Recorded data:
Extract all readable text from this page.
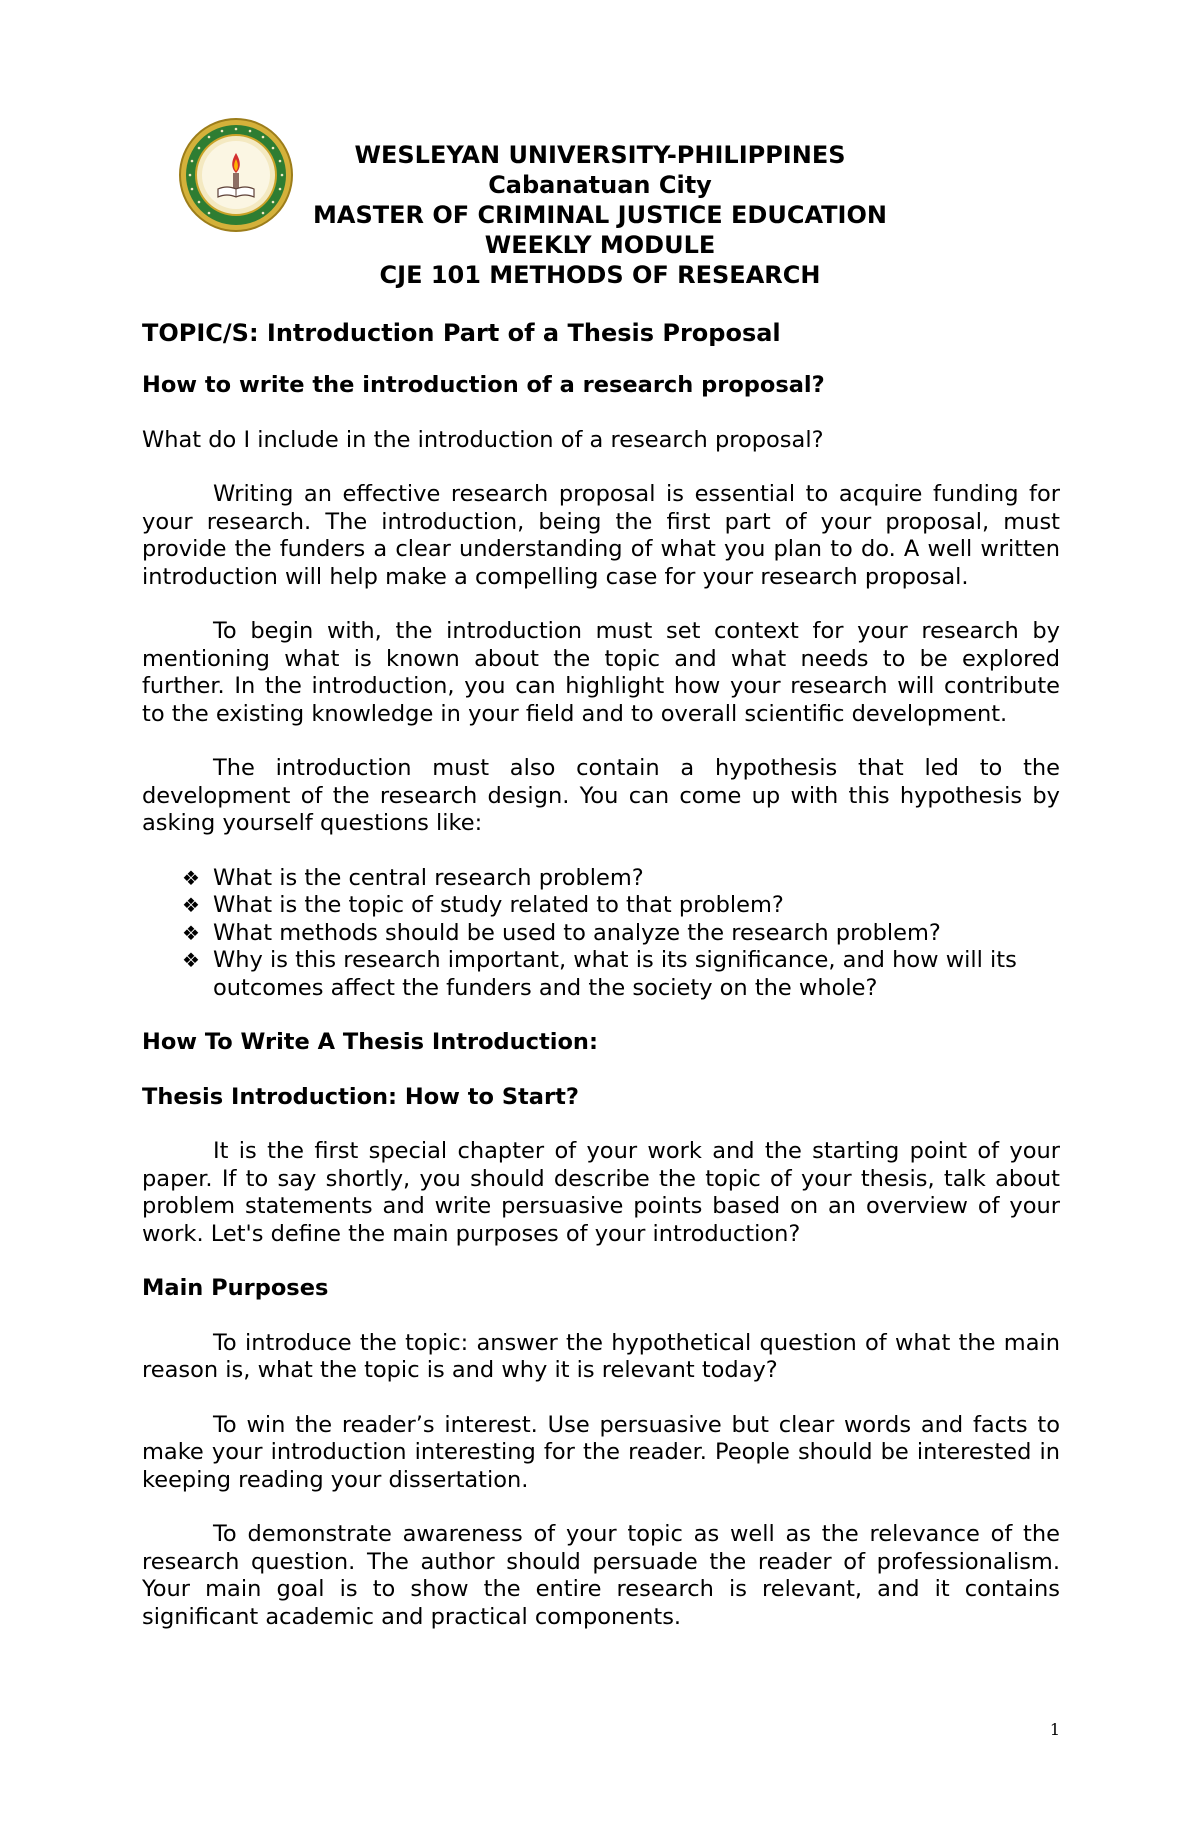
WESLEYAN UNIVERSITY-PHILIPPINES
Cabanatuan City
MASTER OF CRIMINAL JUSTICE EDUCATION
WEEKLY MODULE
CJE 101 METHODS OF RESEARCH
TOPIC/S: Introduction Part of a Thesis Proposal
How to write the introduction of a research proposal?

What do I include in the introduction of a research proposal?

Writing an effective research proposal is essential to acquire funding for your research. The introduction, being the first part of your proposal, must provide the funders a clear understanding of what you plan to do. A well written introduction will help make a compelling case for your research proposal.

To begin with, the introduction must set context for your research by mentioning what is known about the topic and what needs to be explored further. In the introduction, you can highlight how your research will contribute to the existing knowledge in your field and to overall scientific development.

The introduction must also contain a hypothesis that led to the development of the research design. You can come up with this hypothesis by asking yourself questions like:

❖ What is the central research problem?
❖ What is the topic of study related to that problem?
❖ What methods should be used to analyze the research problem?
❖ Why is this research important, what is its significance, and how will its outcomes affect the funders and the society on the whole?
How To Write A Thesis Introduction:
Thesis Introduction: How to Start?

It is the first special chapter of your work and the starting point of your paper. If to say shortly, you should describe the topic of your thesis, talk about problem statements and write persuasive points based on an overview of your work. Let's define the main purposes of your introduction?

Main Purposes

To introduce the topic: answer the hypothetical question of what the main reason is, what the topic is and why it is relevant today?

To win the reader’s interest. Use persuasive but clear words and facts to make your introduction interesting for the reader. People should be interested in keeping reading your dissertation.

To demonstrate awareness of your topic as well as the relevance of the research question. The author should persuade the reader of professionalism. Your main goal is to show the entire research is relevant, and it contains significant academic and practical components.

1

SET PROBLEM:
Leave out the pictures and reproduce the rest of the listing exactly.

COMPLETE OUTPUT:
Extract all readable text from this page.
WESLEYAN UNIVERSITY-PHILIPPINES
Cabanatuan City
MASTER OF CRIMINAL JUSTICE EDUCATION
WEEKLY MODULE
CJE 101 METHODS OF RESEARCH
TOPIC/S: Introduction Part of a Thesis Proposal
How to write the introduction of a research proposal?

What do I include in the introduction of a research proposal?

Writing an effective research proposal is essential to acquire funding for your research. The introduction, being the first part of your proposal, must provide the funders a clear understanding of what you plan to do. A well written introduction will help make a compelling case for your research proposal.

To begin with, the introduction must set context for your research by mentioning what is known about the topic and what needs to be explored further. In the introduction, you can highlight how your research will contribute to the existing knowledge in your field and to overall scientific development.

The introduction must also contain a hypothesis that led to the development of the research design. You can come up with this hypothesis by asking yourself questions like:

❖ What is the central research problem?
❖ What is the topic of study related to that problem?
❖ What methods should be used to analyze the research problem?
❖ Why is this research important, what is its significance, and how will its outcomes affect the funders and the society on the whole?
How To Write A Thesis Introduction:
Thesis Introduction: How to Start?

It is the first special chapter of your work and the starting point of your paper. If to say shortly, you should describe the topic of your thesis, talk about problem statements and write persuasive points based on an overview of your work. Let's define the main purposes of your introduction?

Main Purposes

To introduce the topic: answer the hypothetical question of what the main reason is, what the topic is and why it is relevant today?

To win the reader’s interest. Use persuasive but clear words and facts to make your introduction interesting for the reader. People should be interested in keeping reading your dissertation.

To demonstrate awareness of your topic as well as the relevance of the research question. The author should persuade the reader of professionalism. Your main goal is to show the entire research is relevant, and it contains significant academic and practical components.

1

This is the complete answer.